# Task objective
Take the lines from the one containing "Give me the" through the final line below and restate them exactly. Omit the pictures.

-------- Given entries

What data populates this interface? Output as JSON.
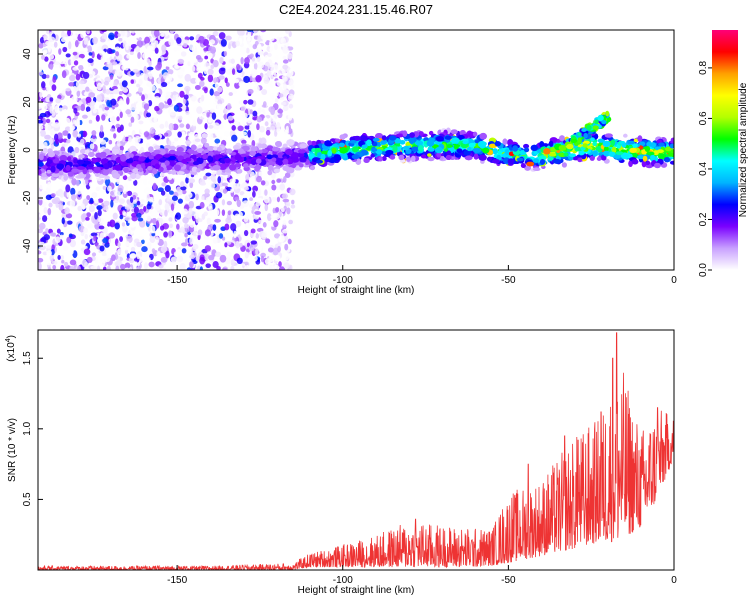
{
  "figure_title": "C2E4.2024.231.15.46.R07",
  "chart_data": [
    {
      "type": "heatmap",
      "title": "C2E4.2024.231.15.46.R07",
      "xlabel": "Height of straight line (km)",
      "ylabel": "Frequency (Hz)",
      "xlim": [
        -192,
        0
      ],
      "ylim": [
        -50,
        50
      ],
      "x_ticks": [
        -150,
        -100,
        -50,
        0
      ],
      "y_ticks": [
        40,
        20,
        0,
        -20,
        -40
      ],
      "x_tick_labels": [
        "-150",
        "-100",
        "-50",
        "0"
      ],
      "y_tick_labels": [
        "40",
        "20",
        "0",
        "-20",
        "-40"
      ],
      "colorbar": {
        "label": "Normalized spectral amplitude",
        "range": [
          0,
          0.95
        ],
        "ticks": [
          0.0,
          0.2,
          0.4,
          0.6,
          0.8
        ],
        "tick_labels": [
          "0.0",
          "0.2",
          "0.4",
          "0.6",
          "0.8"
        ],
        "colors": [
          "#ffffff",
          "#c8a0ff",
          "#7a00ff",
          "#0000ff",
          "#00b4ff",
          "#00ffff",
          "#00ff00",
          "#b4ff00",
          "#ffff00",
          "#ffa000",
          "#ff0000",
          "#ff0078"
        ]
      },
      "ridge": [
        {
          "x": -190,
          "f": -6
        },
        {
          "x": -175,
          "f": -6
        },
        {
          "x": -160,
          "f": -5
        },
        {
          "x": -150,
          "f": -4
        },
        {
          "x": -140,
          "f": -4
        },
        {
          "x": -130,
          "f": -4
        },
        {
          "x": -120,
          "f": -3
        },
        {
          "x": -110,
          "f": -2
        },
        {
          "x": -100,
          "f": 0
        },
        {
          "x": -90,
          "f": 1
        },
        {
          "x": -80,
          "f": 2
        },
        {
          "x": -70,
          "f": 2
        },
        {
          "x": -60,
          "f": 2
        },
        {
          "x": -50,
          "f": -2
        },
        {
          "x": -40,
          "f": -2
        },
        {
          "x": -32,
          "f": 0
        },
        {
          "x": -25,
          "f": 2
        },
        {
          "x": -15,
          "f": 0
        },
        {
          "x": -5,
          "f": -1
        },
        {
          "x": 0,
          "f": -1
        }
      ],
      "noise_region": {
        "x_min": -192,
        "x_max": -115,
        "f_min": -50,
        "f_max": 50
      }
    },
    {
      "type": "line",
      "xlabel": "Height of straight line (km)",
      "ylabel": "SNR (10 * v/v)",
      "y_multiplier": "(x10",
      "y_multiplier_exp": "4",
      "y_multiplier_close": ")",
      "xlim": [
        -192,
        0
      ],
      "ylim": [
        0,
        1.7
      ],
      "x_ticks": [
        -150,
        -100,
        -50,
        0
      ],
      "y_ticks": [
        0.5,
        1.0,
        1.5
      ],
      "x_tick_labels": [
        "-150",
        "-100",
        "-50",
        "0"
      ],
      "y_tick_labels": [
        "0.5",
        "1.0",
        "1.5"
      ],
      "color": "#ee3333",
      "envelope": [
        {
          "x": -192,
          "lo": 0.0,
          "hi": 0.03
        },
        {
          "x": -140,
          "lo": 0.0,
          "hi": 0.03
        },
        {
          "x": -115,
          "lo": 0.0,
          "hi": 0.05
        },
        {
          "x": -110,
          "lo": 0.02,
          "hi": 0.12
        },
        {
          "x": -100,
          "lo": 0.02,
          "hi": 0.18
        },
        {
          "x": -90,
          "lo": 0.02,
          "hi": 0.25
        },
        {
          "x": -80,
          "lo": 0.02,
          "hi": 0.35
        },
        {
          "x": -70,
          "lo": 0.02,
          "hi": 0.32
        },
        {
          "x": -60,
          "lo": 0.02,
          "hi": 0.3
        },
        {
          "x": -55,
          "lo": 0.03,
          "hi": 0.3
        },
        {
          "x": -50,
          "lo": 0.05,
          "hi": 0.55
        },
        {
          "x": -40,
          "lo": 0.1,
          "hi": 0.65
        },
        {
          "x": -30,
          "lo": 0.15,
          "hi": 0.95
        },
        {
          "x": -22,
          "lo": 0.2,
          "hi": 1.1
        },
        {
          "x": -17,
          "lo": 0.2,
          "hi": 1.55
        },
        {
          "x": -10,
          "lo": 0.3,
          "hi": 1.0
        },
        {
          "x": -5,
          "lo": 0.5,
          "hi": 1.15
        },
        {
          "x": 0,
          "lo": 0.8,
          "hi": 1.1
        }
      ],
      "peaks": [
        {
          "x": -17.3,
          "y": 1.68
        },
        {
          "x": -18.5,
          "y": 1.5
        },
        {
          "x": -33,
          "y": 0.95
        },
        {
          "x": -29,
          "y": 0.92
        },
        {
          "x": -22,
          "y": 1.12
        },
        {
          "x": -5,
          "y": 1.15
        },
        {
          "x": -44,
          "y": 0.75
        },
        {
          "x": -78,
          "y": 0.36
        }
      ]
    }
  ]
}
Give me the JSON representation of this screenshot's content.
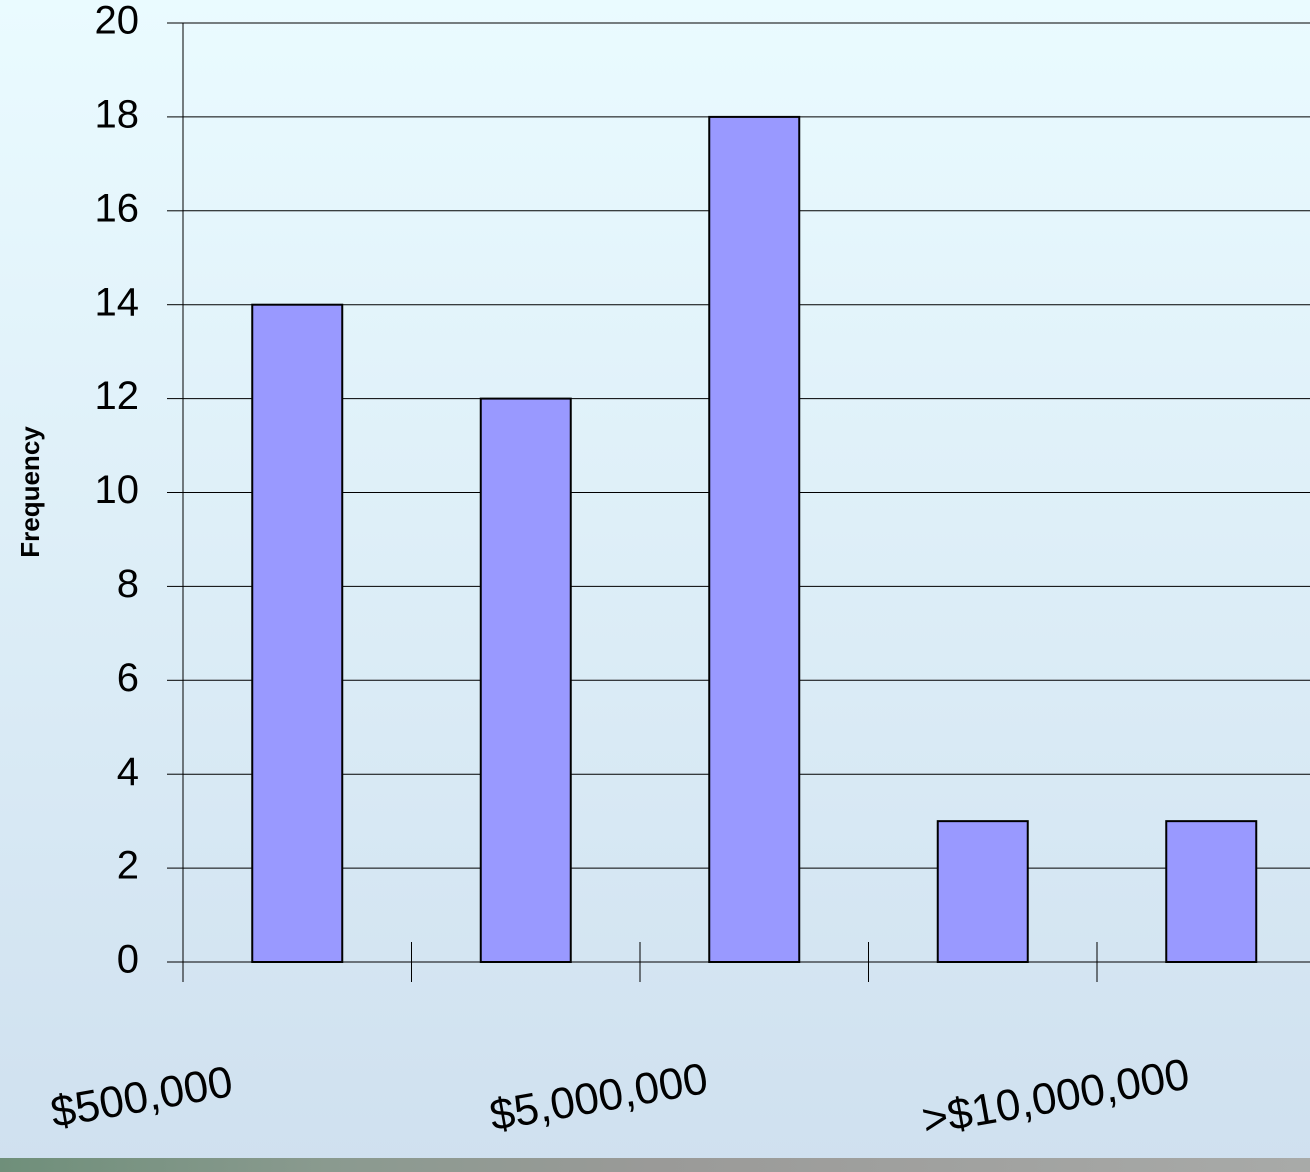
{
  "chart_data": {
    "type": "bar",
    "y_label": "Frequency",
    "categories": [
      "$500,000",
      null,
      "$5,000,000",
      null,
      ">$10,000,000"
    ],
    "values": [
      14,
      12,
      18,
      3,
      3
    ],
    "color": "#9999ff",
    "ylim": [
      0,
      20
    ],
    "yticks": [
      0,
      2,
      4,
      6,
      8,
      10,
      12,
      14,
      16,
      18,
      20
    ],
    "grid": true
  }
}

----------------

# Full response
Give me the JSON representation of this screenshot's content.
{
  "chart_data": {
    "type": "bar",
    "y_label": "Frequency",
    "categories": [
      "$500,000",
      null,
      "$5,000,000",
      null,
      ">$10,000,000"
    ],
    "values": [
      14,
      12,
      18,
      3,
      3
    ],
    "color": "#9999ff",
    "ylim": [
      0,
      20
    ],
    "yticks": [
      0,
      2,
      4,
      6,
      8,
      10,
      12,
      14,
      16,
      18,
      20
    ],
    "grid": true
  }
}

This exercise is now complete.